*Task description*. Write every record out again exactly, and keep images out of it.

-- BEGIN Entries supplied --

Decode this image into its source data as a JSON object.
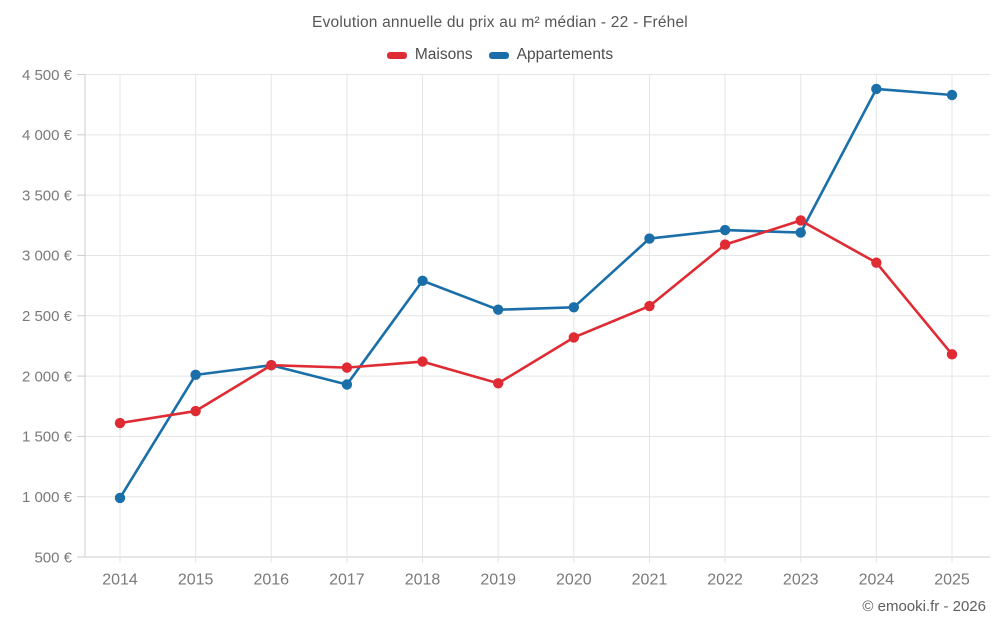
{
  "header": {
    "title": "Evolution annuelle du prix au m² médian - 22 - Fréhel"
  },
  "legend": {
    "items": [
      {
        "label": "Maisons",
        "color": "#df2b33"
      },
      {
        "label": "Appartements",
        "color": "#1b6fa9"
      }
    ]
  },
  "footer": {
    "credit": "© emooki.fr - 2026"
  },
  "chart_data": {
    "type": "line",
    "title": "Evolution annuelle du prix au m² médian - 22 - Fréhel",
    "categories": [
      "2014",
      "2015",
      "2016",
      "2017",
      "2018",
      "2019",
      "2020",
      "2021",
      "2022",
      "2023",
      "2024",
      "2025"
    ],
    "series": [
      {
        "name": "Maisons",
        "color": "#df2b33",
        "values": [
          1610,
          1710,
          2090,
          2070,
          2120,
          1940,
          2320,
          2580,
          3090,
          3290,
          2940,
          2180
        ]
      },
      {
        "name": "Appartements",
        "color": "#1b6fa9",
        "values": [
          990,
          2010,
          2090,
          1930,
          2790,
          2550,
          2570,
          3140,
          3210,
          3190,
          4380,
          4330
        ]
      }
    ],
    "xlabel": "",
    "ylabel": "",
    "ylim": [
      500,
      4500
    ],
    "ytick_step": 500,
    "ytick_labels": [
      "500 €",
      "1 000 €",
      "1 500 €",
      "2 000 €",
      "2 500 €",
      "3 000 €",
      "3 500 €",
      "4 000 €",
      "4 500 €"
    ],
    "grid": true,
    "legend_position": "top",
    "colors": {
      "grid": "#e5e5e5",
      "axis": "#cccccc",
      "tick_text": "#7a7a7a"
    }
  }
}
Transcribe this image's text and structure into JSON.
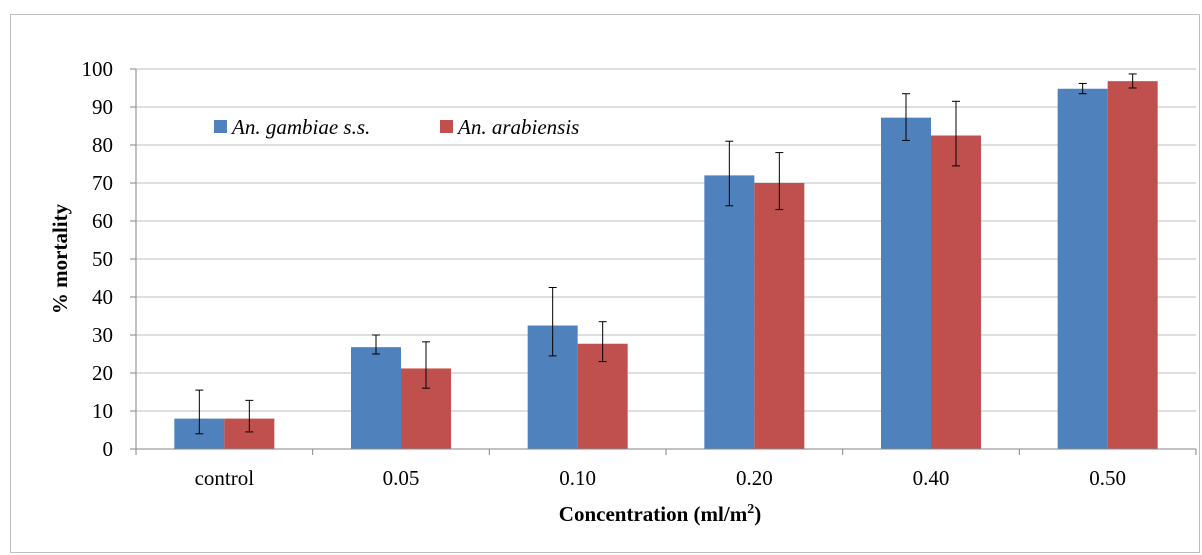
{
  "chart_data": {
    "type": "bar",
    "title": "",
    "xlabel": "Concentration (ml/m",
    "xlabel_superscript": "2",
    "xlabel_suffix": ")",
    "ylabel": "% mortality",
    "ylim": [
      0,
      100
    ],
    "yticks": [
      0,
      10,
      20,
      30,
      40,
      50,
      60,
      70,
      80,
      90,
      100
    ],
    "grid": true,
    "legend_position": "top-left",
    "categories": [
      "control",
      "0.05",
      "0.10",
      "0.20",
      "0.40",
      "0.50"
    ],
    "series": [
      {
        "name": "An. gambiae s.s.",
        "color": "#4f81bd",
        "values": [
          8,
          26.8,
          32.5,
          72,
          87.2,
          94.8
        ],
        "error": [
          [
            4,
            15.5
          ],
          [
            25,
            30
          ],
          [
            24.5,
            42.5
          ],
          [
            64,
            81
          ],
          [
            81.2,
            93.5
          ],
          [
            93.5,
            96.2
          ]
        ]
      },
      {
        "name": "An. arabiensis",
        "color": "#c0504d",
        "values": [
          8,
          21.2,
          27.7,
          70,
          82.5,
          96.8
        ],
        "error": [
          [
            4.5,
            12.8
          ],
          [
            16,
            28.2
          ],
          [
            23,
            33.5
          ],
          [
            63,
            78
          ],
          [
            74.5,
            91.5
          ],
          [
            95,
            98.7
          ]
        ]
      }
    ]
  }
}
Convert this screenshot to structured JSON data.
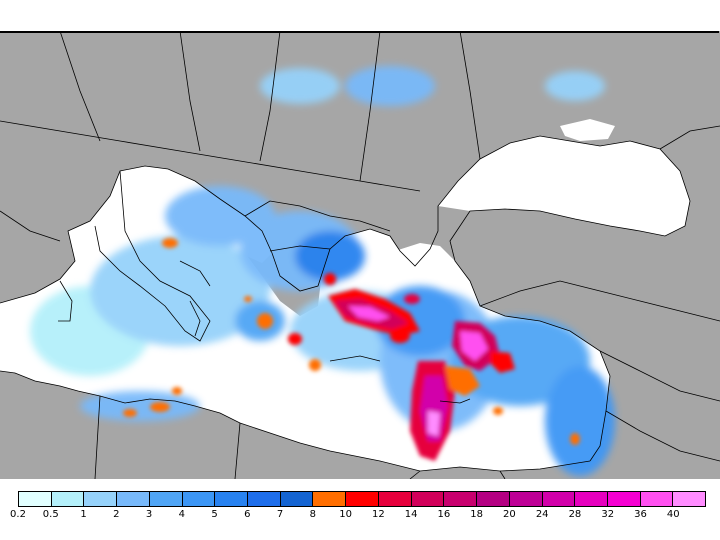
{
  "map": {
    "region": "Mediterranean Sea",
    "land_color": "#a6a6a6",
    "sea_color": "#ffffff",
    "border_color": "#000000"
  },
  "legend": {
    "labels": [
      "0.2",
      "0.5",
      "1",
      "2",
      "3",
      "4",
      "5",
      "6",
      "7",
      "8",
      "10",
      "12",
      "14",
      "16",
      "18",
      "20",
      "24",
      "28",
      "32",
      "36",
      "40"
    ],
    "colors": [
      "#e1ffff",
      "#b4f0fa",
      "#96d2fa",
      "#78b9fa",
      "#50a5f5",
      "#3c96f5",
      "#2882f0",
      "#1e6eeb",
      "#1464d2",
      "#ff6e00",
      "#ff0000",
      "#e6003c",
      "#d2005a",
      "#c8006e",
      "#b40082",
      "#be0096",
      "#d200aa",
      "#e600be",
      "#f500d2",
      "#ff50f0",
      "#ff8cff"
    ]
  }
}
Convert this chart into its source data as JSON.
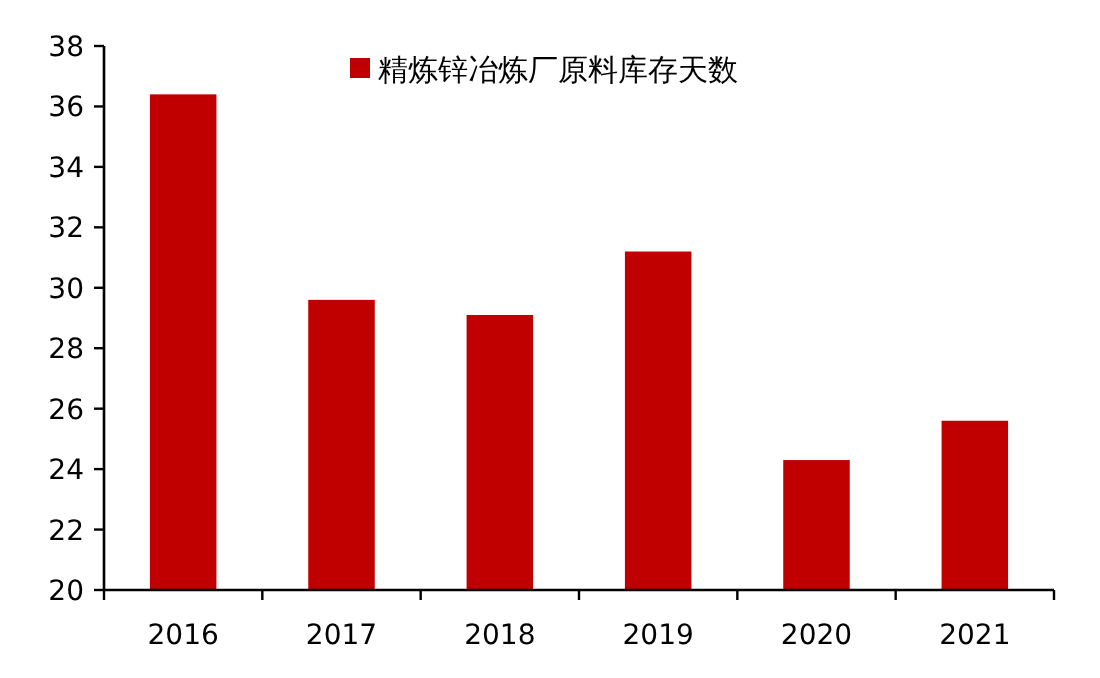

-- END Entries supplied --

*Written answer*.
Decode this image into its source data as a JSON object.
{
  "header": {
    "title": "Evolution annuelle du prix au m² médian - 22 - Fréhel"
  },
  "legend": {
    "items": [
      {
        "label": "Maisons",
        "color": "#df2b33"
      },
      {
        "label": "Appartements",
        "color": "#1b6fa9"
      }
    ]
  },
  "footer": {
    "credit": "© emooki.fr - 2026"
  },
  "chart_data": {
    "type": "line",
    "title": "Evolution annuelle du prix au m² médian - 22 - Fréhel",
    "categories": [
      "2014",
      "2015",
      "2016",
      "2017",
      "2018",
      "2019",
      "2020",
      "2021",
      "2022",
      "2023",
      "2024",
      "2025"
    ],
    "series": [
      {
        "name": "Maisons",
        "color": "#df2b33",
        "values": [
          1610,
          1710,
          2090,
          2070,
          2120,
          1940,
          2320,
          2580,
          3090,
          3290,
          2940,
          2180
        ]
      },
      {
        "name": "Appartements",
        "color": "#1b6fa9",
        "values": [
          990,
          2010,
          2090,
          1930,
          2790,
          2550,
          2570,
          3140,
          3210,
          3190,
          4380,
          4330
        ]
      }
    ],
    "xlabel": "",
    "ylabel": "",
    "ylim": [
      500,
      4500
    ],
    "ytick_step": 500,
    "ytick_labels": [
      "500 €",
      "1 000 €",
      "1 500 €",
      "2 000 €",
      "2 500 €",
      "3 000 €",
      "3 500 €",
      "4 000 €",
      "4 500 €"
    ],
    "grid": true,
    "legend_position": "top",
    "colors": {
      "grid": "#e5e5e5",
      "axis": "#cccccc",
      "tick_text": "#7a7a7a"
    }
  }
}
Transcribe this image's text and structure into JSON.
{
  "chart_data": {
    "type": "bar",
    "title": "",
    "xlabel": "Concentration (ml/m",
    "xlabel_superscript": "2",
    "xlabel_suffix": ")",
    "ylabel": "% mortality",
    "ylim": [
      0,
      100
    ],
    "yticks": [
      0,
      10,
      20,
      30,
      40,
      50,
      60,
      70,
      80,
      90,
      100
    ],
    "grid": true,
    "legend_position": "top-left",
    "categories": [
      "control",
      "0.05",
      "0.10",
      "0.20",
      "0.40",
      "0.50"
    ],
    "series": [
      {
        "name": "An. gambiae s.s.",
        "color": "#4f81bd",
        "values": [
          8,
          26.8,
          32.5,
          72,
          87.2,
          94.8
        ],
        "error": [
          [
            4,
            15.5
          ],
          [
            25,
            30
          ],
          [
            24.5,
            42.5
          ],
          [
            64,
            81
          ],
          [
            81.2,
            93.5
          ],
          [
            93.5,
            96.2
          ]
        ]
      },
      {
        "name": "An. arabiensis",
        "color": "#c0504d",
        "values": [
          8,
          21.2,
          27.7,
          70,
          82.5,
          96.8
        ],
        "error": [
          [
            4.5,
            12.8
          ],
          [
            16,
            28.2
          ],
          [
            23,
            33.5
          ],
          [
            63,
            78
          ],
          [
            74.5,
            91.5
          ],
          [
            95,
            98.7
          ]
        ]
      }
    ]
  }
}
Convert this screenshot to structured JSON data.
{
  "map": {
    "region": "Mediterranean Sea",
    "land_color": "#a6a6a6",
    "sea_color": "#ffffff",
    "border_color": "#000000"
  },
  "legend": {
    "labels": [
      "0.2",
      "0.5",
      "1",
      "2",
      "3",
      "4",
      "5",
      "6",
      "7",
      "8",
      "10",
      "12",
      "14",
      "16",
      "18",
      "20",
      "24",
      "28",
      "32",
      "36",
      "40"
    ],
    "colors": [
      "#e1ffff",
      "#b4f0fa",
      "#96d2fa",
      "#78b9fa",
      "#50a5f5",
      "#3c96f5",
      "#2882f0",
      "#1e6eeb",
      "#1464d2",
      "#ff6e00",
      "#ff0000",
      "#e6003c",
      "#d2005a",
      "#c8006e",
      "#b40082",
      "#be0096",
      "#d200aa",
      "#e600be",
      "#f500d2",
      "#ff50f0",
      "#ff8cff"
    ]
  }
}
Convert this chart into its source data as JSON.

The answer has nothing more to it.